SET EXERCISE
Comb the records below for the string "Killer" and copy each line where it turns up.

GIVEN INFORMATION
____
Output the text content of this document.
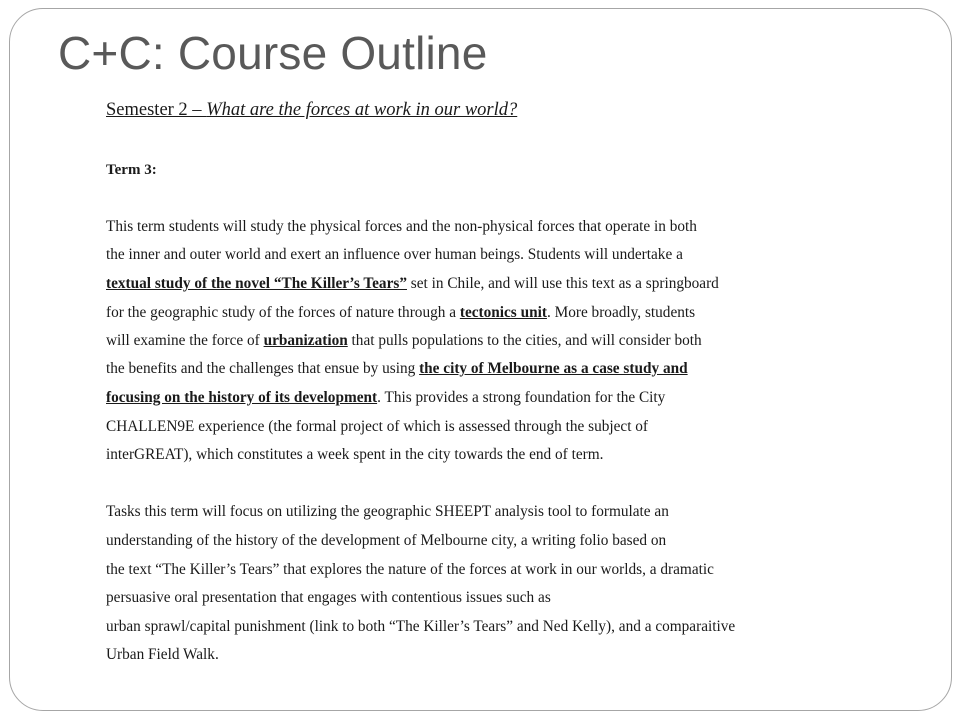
C+C: Course Outline
Semester 2 – What are the forces at work in our world?
Term 3:
This term students will study the physical forces and the non-physical forces that operate in both
the inner and outer world and exert an influence over human beings. Students will undertake a
textual study of the novel “The Killer’s Tears” set in Chile, and will use this text as a springboard
for the geographic study of the forces of nature through a tectonics unit. More broadly, students
will examine the force of urbanization that pulls populations to the cities, and will consider both
the benefits and the challenges that ensue by using the city of Melbourne as a case study and
focusing on the history of its development. This provides a strong foundation for the City
CHALLEN9E experience (the formal project of which is assessed through the subject of
interGREAT), which constitutes a week spent in the city towards the end of term.
Tasks this term will focus on utilizing the geographic SHEEPT analysis tool to formulate an
understanding of the history of the development of Melbourne city, a writing folio based on
the text “The Killer’s Tears” that explores the nature of the forces at work in our worlds, a dramatic
persuasive oral presentation that engages with contentious issues such as
urban sprawl/capital punishment (link to both “The Killer’s Tears” and Ned Kelly), and a comparaitive
Urban Field Walk.
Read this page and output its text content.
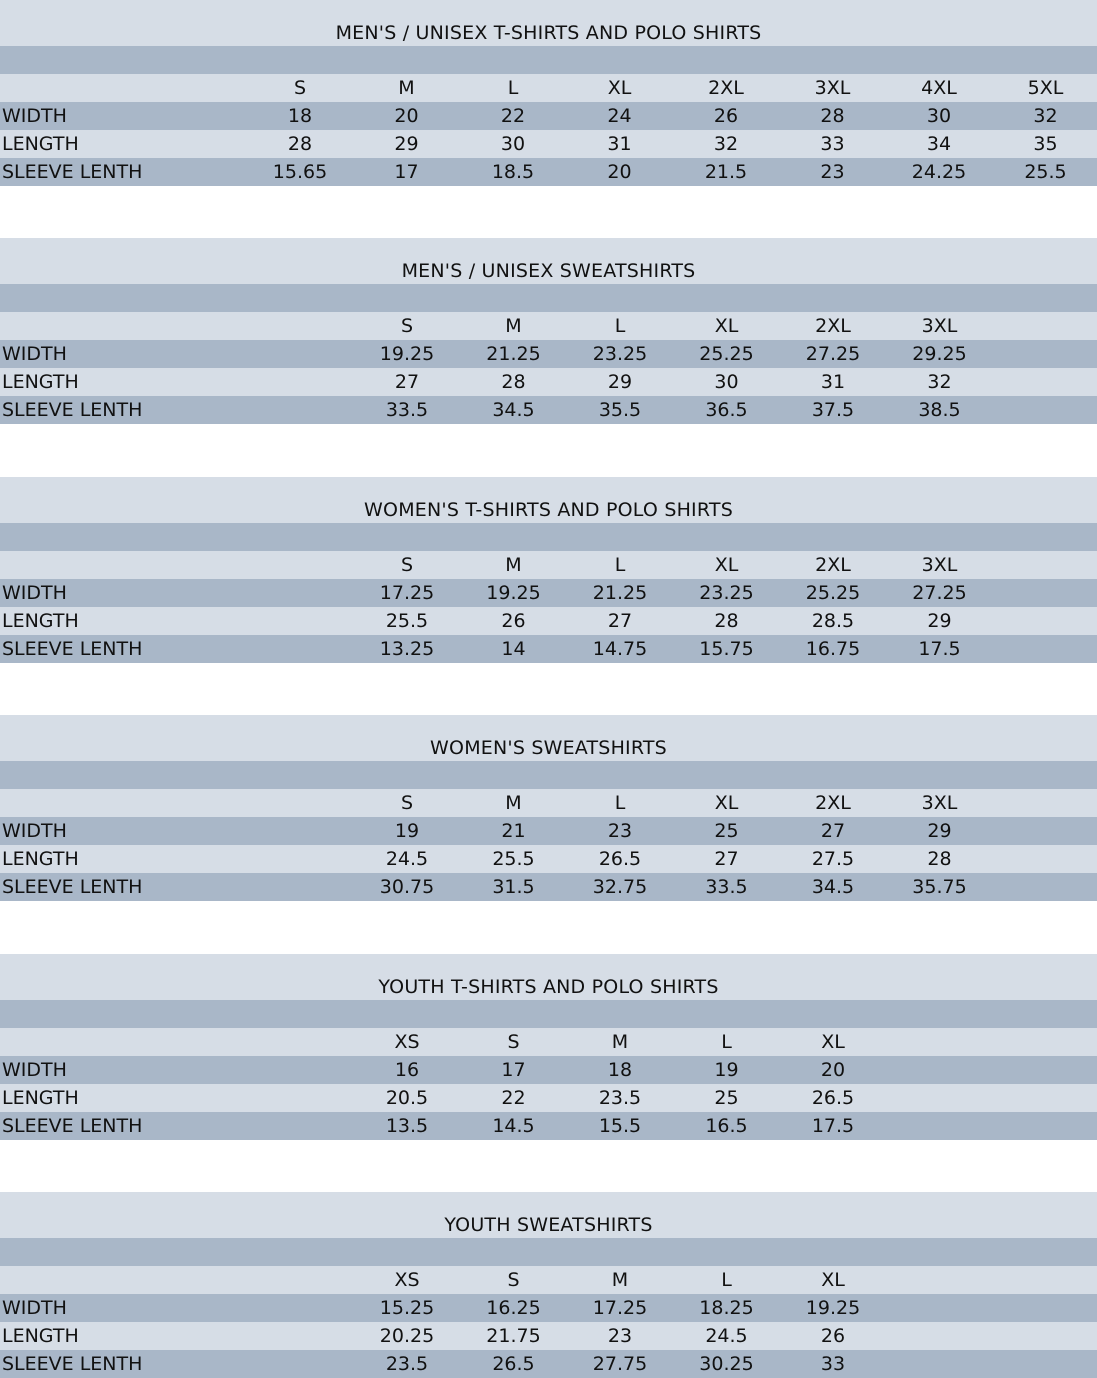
MEN'S / UNISEX T-SHIRTS AND POLO SHIRTS
S	M	L	XL	2XL	3XL	4XL	5XL
WIDTH	18	20	22	24	26	28	30	32
LENGTH	28	29	30	31	32	33	34	35
SLEEVE LENTH	15.65	17	18.5	20	21.5	23	24.25	25.5
MEN'S / UNISEX SWEATSHIRTS
S	M	L	XL	2XL	3XL
WIDTH	19.25	21.25	23.25	25.25	27.25	29.25
LENGTH	27	28	29	30	31	32
SLEEVE LENTH	33.5	34.5	35.5	36.5	37.5	38.5
WOMEN'S T-SHIRTS AND POLO SHIRTS
S	M	L	XL	2XL	3XL
WIDTH	17.25	19.25	21.25	23.25	25.25	27.25
LENGTH	25.5	26	27	28	28.5	29
SLEEVE LENTH	13.25	14	14.75	15.75	16.75	17.5
WOMEN'S SWEATSHIRTS
S	M	L	XL	2XL	3XL
WIDTH	19	21	23	25	27	29
LENGTH	24.5	25.5	26.5	27	27.5	28
SLEEVE LENTH	30.75	31.5	32.75	33.5	34.5	35.75
YOUTH T-SHIRTS AND POLO SHIRTS
XS	S	M	L	XL
WIDTH	16	17	18	19	20
LENGTH	20.5	22	23.5	25	26.5
SLEEVE LENTH	13.5	14.5	15.5	16.5	17.5
YOUTH SWEATSHIRTS
XS	S	M	L	XL
WIDTH	15.25	16.25	17.25	18.25	19.25
LENGTH	20.25	21.75	23	24.5	26
SLEEVE LENTH	23.5	26.5	27.75	30.25	33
____
SOLUTION FOR THIS PROBLEM
textual study of the novel “The Killer’s Tears” set in Chile, and will use this text as a springboard
the text “The Killer’s Tears” that explores the nature of the forces at work in our worlds, a dramatic
urban sprawl/capital punishment (link to both “The Killer’s Tears” and Ned Kelly), and a comparaitive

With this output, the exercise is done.